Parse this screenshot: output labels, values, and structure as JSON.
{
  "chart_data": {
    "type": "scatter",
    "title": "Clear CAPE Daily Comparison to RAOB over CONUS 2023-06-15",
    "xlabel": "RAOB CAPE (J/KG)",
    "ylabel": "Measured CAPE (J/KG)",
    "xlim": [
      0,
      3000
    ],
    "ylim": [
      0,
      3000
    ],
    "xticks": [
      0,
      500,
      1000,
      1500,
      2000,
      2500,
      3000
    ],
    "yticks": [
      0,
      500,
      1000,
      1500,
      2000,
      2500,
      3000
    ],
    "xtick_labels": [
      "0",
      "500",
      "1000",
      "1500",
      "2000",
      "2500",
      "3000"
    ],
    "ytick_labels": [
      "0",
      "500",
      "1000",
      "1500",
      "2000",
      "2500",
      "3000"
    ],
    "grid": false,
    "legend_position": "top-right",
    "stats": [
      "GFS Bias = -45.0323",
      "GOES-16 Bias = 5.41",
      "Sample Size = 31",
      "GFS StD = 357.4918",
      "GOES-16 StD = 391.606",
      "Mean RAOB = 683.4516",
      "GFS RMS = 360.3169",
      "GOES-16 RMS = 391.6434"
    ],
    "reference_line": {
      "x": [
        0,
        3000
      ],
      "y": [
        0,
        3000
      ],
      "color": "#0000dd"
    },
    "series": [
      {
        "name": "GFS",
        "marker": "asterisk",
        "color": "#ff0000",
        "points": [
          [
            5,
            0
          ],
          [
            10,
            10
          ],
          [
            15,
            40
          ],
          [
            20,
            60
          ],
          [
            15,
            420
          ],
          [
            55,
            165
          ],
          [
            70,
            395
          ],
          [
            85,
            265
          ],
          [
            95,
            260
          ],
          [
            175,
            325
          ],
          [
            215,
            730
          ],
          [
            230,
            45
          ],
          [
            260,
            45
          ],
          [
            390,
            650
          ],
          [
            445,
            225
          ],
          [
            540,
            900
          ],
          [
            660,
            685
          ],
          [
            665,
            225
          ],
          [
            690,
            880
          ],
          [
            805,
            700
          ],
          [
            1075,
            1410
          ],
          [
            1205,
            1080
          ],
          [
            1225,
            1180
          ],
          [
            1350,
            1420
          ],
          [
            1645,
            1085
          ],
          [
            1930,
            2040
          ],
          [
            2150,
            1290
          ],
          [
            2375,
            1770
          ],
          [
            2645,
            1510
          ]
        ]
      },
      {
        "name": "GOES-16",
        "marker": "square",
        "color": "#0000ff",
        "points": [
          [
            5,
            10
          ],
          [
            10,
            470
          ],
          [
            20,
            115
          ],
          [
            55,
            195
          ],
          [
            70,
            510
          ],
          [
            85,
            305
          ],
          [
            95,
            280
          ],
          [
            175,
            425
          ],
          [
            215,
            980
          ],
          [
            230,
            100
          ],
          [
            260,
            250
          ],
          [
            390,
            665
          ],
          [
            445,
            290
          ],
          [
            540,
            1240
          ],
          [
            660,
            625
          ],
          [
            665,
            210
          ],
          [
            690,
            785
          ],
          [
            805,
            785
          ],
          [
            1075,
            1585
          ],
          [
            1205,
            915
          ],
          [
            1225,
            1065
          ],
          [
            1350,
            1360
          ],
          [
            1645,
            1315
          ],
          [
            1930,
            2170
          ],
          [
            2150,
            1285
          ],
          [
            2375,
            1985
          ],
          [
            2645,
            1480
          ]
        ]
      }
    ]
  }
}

* * * * * * *

Pick each line holding the word "RAOB" out of the data and copy it.

    "title": "Clear CAPE Daily Comparison to RAOB over CONUS 2023-06-15",
    "xlabel": "RAOB CAPE (J/KG)",
      "Mean RAOB = 683.4516",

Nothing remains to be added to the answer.